- Aim
Copy out the whole listing exactly as written, leaving the pictures behind.

- Records to use
========
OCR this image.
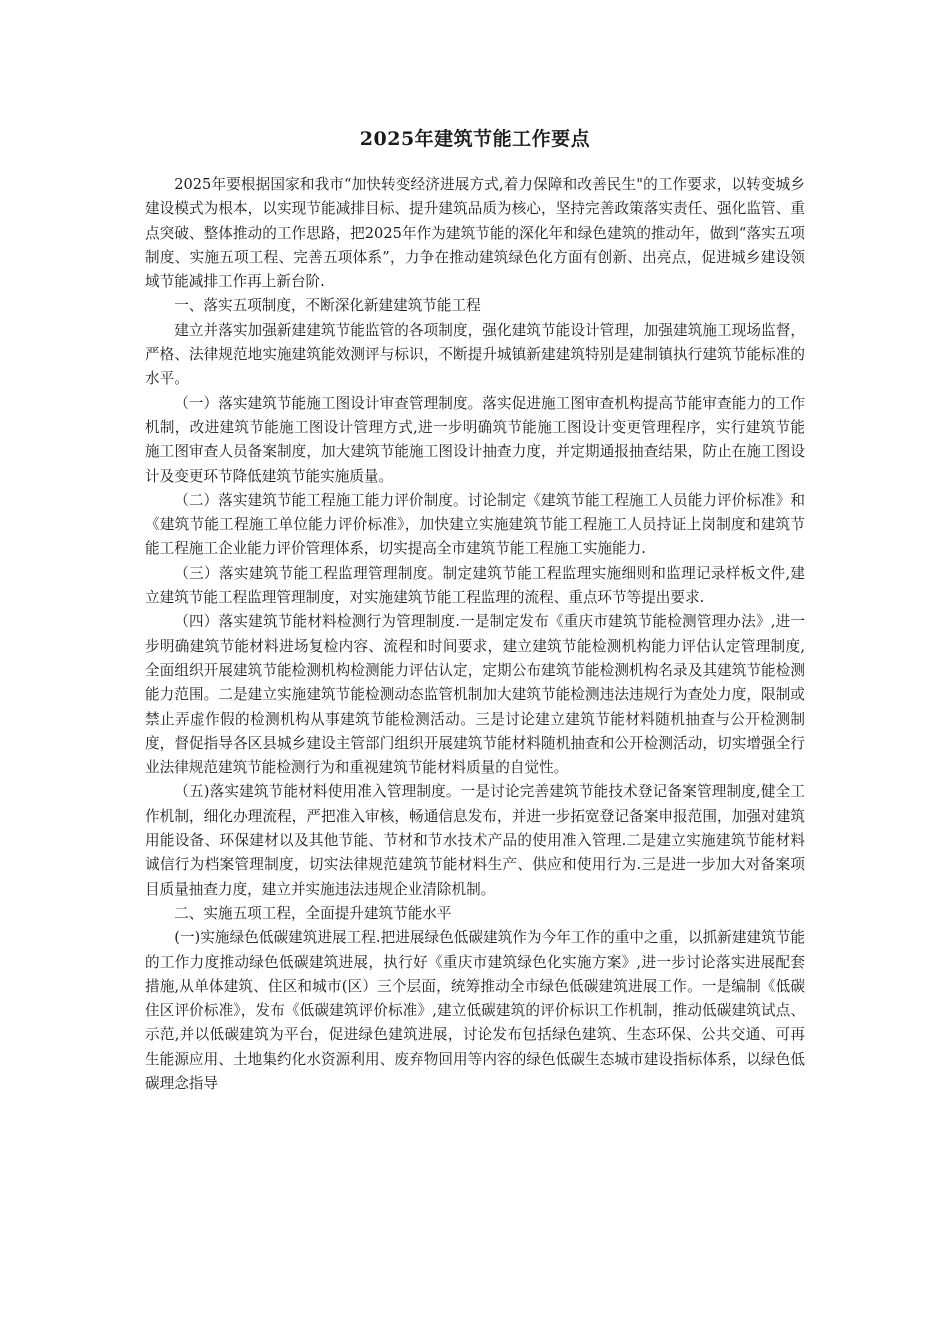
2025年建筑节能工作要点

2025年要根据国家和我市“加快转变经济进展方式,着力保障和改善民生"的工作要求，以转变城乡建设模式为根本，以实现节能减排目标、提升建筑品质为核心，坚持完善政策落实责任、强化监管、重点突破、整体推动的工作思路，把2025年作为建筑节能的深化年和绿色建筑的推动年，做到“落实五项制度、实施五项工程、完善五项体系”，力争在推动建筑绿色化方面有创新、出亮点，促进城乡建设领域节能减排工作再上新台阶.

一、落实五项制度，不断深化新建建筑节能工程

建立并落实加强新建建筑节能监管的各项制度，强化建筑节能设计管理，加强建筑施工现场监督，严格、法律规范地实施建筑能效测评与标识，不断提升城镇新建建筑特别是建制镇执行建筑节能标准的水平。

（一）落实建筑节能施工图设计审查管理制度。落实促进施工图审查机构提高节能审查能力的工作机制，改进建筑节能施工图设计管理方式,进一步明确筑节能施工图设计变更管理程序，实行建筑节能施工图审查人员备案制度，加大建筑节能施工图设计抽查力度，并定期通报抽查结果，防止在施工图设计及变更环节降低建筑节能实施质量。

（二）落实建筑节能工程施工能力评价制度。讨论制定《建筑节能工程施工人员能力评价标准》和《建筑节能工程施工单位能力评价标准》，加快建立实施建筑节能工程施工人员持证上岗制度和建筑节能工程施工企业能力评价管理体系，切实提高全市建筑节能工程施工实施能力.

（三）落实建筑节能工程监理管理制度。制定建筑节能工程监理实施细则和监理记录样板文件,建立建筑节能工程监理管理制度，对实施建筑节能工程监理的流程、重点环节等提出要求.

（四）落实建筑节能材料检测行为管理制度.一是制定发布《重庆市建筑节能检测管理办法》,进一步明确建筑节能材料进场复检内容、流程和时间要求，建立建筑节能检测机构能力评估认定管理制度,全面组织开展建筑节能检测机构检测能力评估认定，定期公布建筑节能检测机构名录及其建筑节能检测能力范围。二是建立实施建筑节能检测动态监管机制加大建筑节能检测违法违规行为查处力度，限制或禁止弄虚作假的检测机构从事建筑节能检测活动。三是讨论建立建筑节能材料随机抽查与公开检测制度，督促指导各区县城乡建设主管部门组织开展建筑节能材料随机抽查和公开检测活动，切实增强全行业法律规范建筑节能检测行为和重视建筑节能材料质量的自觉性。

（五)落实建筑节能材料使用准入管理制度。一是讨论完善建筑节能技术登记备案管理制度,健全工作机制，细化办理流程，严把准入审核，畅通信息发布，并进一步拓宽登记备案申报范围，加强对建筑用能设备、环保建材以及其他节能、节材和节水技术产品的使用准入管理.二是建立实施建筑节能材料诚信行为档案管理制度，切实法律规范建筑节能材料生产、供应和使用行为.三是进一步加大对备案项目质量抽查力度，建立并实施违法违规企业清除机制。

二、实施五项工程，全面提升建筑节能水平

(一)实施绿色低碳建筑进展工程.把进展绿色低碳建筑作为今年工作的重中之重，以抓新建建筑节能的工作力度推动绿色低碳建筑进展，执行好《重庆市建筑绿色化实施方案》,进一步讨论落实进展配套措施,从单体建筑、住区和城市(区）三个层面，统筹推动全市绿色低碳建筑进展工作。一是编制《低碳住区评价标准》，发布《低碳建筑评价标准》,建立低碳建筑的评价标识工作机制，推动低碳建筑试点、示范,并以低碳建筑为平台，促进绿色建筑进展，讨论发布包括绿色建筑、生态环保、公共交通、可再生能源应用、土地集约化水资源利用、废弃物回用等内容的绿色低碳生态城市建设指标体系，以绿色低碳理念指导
========
- Finished task
OCR this image.
2025年建筑节能工作要点

2025年要根据国家和我市“加快转变经济进展方式,着力保障和改善民生"的工作要求，以转变城乡建设模式为根本，以实现节能减排目标、提升建筑品质为核心，坚持完善政策落实责任、强化监管、重点突破、整体推动的工作思路，把2025年作为建筑节能的深化年和绿色建筑的推动年，做到“落实五项制度、实施五项工程、完善五项体系”，力争在推动建筑绿色化方面有创新、出亮点，促进城乡建设领域节能减排工作再上新台阶.

一、落实五项制度，不断深化新建建筑节能工程

建立并落实加强新建建筑节能监管的各项制度，强化建筑节能设计管理，加强建筑施工现场监督，严格、法律规范地实施建筑能效测评与标识，不断提升城镇新建建筑特别是建制镇执行建筑节能标准的水平。

（一）落实建筑节能施工图设计审查管理制度。落实促进施工图审查机构提高节能审查能力的工作机制，改进建筑节能施工图设计管理方式,进一步明确筑节能施工图设计变更管理程序，实行建筑节能施工图审查人员备案制度，加大建筑节能施工图设计抽查力度，并定期通报抽查结果，防止在施工图设计及变更环节降低建筑节能实施质量。

（二）落实建筑节能工程施工能力评价制度。讨论制定《建筑节能工程施工人员能力评价标准》和《建筑节能工程施工单位能力评价标准》，加快建立实施建筑节能工程施工人员持证上岗制度和建筑节能工程施工企业能力评价管理体系，切实提高全市建筑节能工程施工实施能力.

（三）落实建筑节能工程监理管理制度。制定建筑节能工程监理实施细则和监理记录样板文件,建立建筑节能工程监理管理制度，对实施建筑节能工程监理的流程、重点环节等提出要求.

（四）落实建筑节能材料检测行为管理制度.一是制定发布《重庆市建筑节能检测管理办法》,进一步明确建筑节能材料进场复检内容、流程和时间要求，建立建筑节能检测机构能力评估认定管理制度,全面组织开展建筑节能检测机构检测能力评估认定，定期公布建筑节能检测机构名录及其建筑节能检测能力范围。二是建立实施建筑节能检测动态监管机制加大建筑节能检测违法违规行为查处力度，限制或禁止弄虚作假的检测机构从事建筑节能检测活动。三是讨论建立建筑节能材料随机抽查与公开检测制度，督促指导各区县城乡建设主管部门组织开展建筑节能材料随机抽查和公开检测活动，切实增强全行业法律规范建筑节能检测行为和重视建筑节能材料质量的自觉性。

（五)落实建筑节能材料使用准入管理制度。一是讨论完善建筑节能技术登记备案管理制度,健全工作机制，细化办理流程，严把准入审核，畅通信息发布，并进一步拓宽登记备案申报范围，加强对建筑用能设备、环保建材以及其他节能、节材和节水技术产品的使用准入管理.二是建立实施建筑节能材料诚信行为档案管理制度，切实法律规范建筑节能材料生产、供应和使用行为.三是进一步加大对备案项目质量抽查力度，建立并实施违法违规企业清除机制。

二、实施五项工程，全面提升建筑节能水平

(一)实施绿色低碳建筑进展工程.把进展绿色低碳建筑作为今年工作的重中之重，以抓新建建筑节能的工作力度推动绿色低碳建筑进展，执行好《重庆市建筑绿色化实施方案》,进一步讨论落实进展配套措施,从单体建筑、住区和城市(区）三个层面，统筹推动全市绿色低碳建筑进展工作。一是编制《低碳住区评价标准》，发布《低碳建筑评价标准》,建立低碳建筑的评价标识工作机制，推动低碳建筑试点、示范,并以低碳建筑为平台，促进绿色建筑进展，讨论发布包括绿色建筑、生态环保、公共交通、可再生能源应用、土地集约化水资源利用、废弃物回用等内容的绿色低碳生态城市建设指标体系，以绿色低碳理念指导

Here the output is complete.